:: Given exercise ::
Without skipping anything, write out each record below exactly.

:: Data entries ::
####

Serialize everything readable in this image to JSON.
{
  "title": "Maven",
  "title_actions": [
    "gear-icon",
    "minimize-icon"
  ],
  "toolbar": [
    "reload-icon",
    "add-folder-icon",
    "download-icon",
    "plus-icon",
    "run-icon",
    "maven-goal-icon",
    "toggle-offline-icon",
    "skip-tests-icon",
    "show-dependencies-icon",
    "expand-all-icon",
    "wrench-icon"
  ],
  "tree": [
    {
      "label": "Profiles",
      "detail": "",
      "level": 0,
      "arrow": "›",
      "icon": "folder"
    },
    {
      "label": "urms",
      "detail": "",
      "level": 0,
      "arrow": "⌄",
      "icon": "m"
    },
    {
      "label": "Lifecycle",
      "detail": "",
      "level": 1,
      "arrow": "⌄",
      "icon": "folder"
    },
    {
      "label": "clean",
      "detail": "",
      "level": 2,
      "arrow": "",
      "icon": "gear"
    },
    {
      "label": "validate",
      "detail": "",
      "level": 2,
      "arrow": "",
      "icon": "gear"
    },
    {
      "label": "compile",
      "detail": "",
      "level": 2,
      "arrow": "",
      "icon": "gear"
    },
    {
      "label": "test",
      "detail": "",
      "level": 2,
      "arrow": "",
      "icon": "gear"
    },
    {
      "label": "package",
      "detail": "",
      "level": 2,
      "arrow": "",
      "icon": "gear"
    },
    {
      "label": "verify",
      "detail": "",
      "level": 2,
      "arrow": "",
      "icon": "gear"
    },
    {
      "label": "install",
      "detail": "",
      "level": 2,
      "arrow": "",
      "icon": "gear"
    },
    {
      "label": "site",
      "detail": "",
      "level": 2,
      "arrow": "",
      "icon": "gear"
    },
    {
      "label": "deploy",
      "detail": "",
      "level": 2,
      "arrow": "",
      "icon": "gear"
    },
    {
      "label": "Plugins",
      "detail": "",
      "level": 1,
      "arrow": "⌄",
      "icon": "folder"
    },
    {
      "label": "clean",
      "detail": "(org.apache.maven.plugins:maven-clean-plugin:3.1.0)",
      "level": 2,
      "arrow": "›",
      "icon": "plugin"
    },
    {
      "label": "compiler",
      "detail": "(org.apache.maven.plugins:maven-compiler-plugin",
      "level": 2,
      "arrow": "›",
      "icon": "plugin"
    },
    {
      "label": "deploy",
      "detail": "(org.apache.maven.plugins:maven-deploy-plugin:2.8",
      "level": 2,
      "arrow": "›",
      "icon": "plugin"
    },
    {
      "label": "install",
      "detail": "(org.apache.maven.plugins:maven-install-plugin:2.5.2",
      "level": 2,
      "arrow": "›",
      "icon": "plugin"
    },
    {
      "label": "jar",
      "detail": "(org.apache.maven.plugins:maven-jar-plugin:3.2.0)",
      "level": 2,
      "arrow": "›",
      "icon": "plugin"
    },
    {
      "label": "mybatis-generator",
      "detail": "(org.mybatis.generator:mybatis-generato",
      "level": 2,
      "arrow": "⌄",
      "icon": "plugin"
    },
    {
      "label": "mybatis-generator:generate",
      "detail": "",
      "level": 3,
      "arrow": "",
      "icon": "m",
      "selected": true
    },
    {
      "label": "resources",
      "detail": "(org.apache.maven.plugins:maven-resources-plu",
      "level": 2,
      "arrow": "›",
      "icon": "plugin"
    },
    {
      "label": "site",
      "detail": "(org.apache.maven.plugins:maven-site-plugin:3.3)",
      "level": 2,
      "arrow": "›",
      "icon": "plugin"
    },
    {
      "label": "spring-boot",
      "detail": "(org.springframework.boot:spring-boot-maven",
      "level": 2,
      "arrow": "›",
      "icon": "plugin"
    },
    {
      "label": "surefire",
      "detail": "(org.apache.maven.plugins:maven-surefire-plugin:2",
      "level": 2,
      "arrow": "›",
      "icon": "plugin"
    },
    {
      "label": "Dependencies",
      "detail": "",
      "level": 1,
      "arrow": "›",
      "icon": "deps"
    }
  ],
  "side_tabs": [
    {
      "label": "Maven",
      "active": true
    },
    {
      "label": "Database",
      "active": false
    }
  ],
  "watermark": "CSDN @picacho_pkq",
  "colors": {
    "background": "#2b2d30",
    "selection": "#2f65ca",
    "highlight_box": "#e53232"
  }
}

####

:: Solution ::
Serialize everything readable in this image to JSON.
{
  "title": "Maven",
  "title_actions": [
    "gear-icon",
    "minimize-icon"
  ],
  "toolbar": [
    "reload-icon",
    "add-folder-icon",
    "download-icon",
    "plus-icon",
    "run-icon",
    "maven-goal-icon",
    "toggle-offline-icon",
    "skip-tests-icon",
    "show-dependencies-icon",
    "expand-all-icon",
    "wrench-icon"
  ],
  "tree": [
    {
      "label": "Profiles",
      "detail": "",
      "level": 0,
      "arrow": "›",
      "icon": "folder"
    },
    {
      "label": "urms",
      "detail": "",
      "level": 0,
      "arrow": "⌄",
      "icon": "m"
    },
    {
      "label": "Lifecycle",
      "detail": "",
      "level": 1,
      "arrow": "⌄",
      "icon": "folder"
    },
    {
      "label": "clean",
      "detail": "",
      "level": 2,
      "arrow": "",
      "icon": "gear"
    },
    {
      "label": "validate",
      "detail": "",
      "level": 2,
      "arrow": "",
      "icon": "gear"
    },
    {
      "label": "compile",
      "detail": "",
      "level": 2,
      "arrow": "",
      "icon": "gear"
    },
    {
      "label": "test",
      "detail": "",
      "level": 2,
      "arrow": "",
      "icon": "gear"
    },
    {
      "label": "package",
      "detail": "",
      "level": 2,
      "arrow": "",
      "icon": "gear"
    },
    {
      "label": "verify",
      "detail": "",
      "level": 2,
      "arrow": "",
      "icon": "gear"
    },
    {
      "label": "install",
      "detail": "",
      "level": 2,
      "arrow": "",
      "icon": "gear"
    },
    {
      "label": "site",
      "detail": "",
      "level": 2,
      "arrow": "",
      "icon": "gear"
    },
    {
      "label": "deploy",
      "detail": "",
      "level": 2,
      "arrow": "",
      "icon": "gear"
    },
    {
      "label": "Plugins",
      "detail": "",
      "level": 1,
      "arrow": "⌄",
      "icon": "folder"
    },
    {
      "label": "clean",
      "detail": "(org.apache.maven.plugins:maven-clean-plugin:3.1.0)",
      "level": 2,
      "arrow": "›",
      "icon": "plugin"
    },
    {
      "label": "compiler",
      "detail": "(org.apache.maven.plugins:maven-compiler-plugin",
      "level": 2,
      "arrow": "›",
      "icon": "plugin"
    },
    {
      "label": "deploy",
      "detail": "(org.apache.maven.plugins:maven-deploy-plugin:2.8",
      "level": 2,
      "arrow": "›",
      "icon": "plugin"
    },
    {
      "label": "install",
      "detail": "(org.apache.maven.plugins:maven-install-plugin:2.5.2",
      "level": 2,
      "arrow": "›",
      "icon": "plugin"
    },
    {
      "label": "jar",
      "detail": "(org.apache.maven.plugins:maven-jar-plugin:3.2.0)",
      "level": 2,
      "arrow": "›",
      "icon": "plugin"
    },
    {
      "label": "mybatis-generator",
      "detail": "(org.mybatis.generator:mybatis-generato",
      "level": 2,
      "arrow": "⌄",
      "icon": "plugin"
    },
    {
      "label": "mybatis-generator:generate",
      "detail": "",
      "level": 3,
      "arrow": "",
      "icon": "m",
      "selected": true
    },
    {
      "label": "resources",
      "detail": "(org.apache.maven.plugins:maven-resources-plu",
      "level": 2,
      "arrow": "›",
      "icon": "plugin"
    },
    {
      "label": "site",
      "detail": "(org.apache.maven.plugins:maven-site-plugin:3.3)",
      "level": 2,
      "arrow": "›",
      "icon": "plugin"
    },
    {
      "label": "spring-boot",
      "detail": "(org.springframework.boot:spring-boot-maven",
      "level": 2,
      "arrow": "›",
      "icon": "plugin"
    },
    {
      "label": "surefire",
      "detail": "(org.apache.maven.plugins:maven-surefire-plugin:2",
      "level": 2,
      "arrow": "›",
      "icon": "plugin"
    },
    {
      "label": "Dependencies",
      "detail": "",
      "level": 1,
      "arrow": "›",
      "icon": "deps"
    }
  ],
  "side_tabs": [
    {
      "label": "Maven",
      "active": true
    },
    {
      "label": "Database",
      "active": false
    }
  ],
  "watermark": "CSDN @picacho_pkq",
  "colors": {
    "background": "#2b2d30",
    "selection": "#2f65ca",
    "highlight_box": "#e53232"
  }
}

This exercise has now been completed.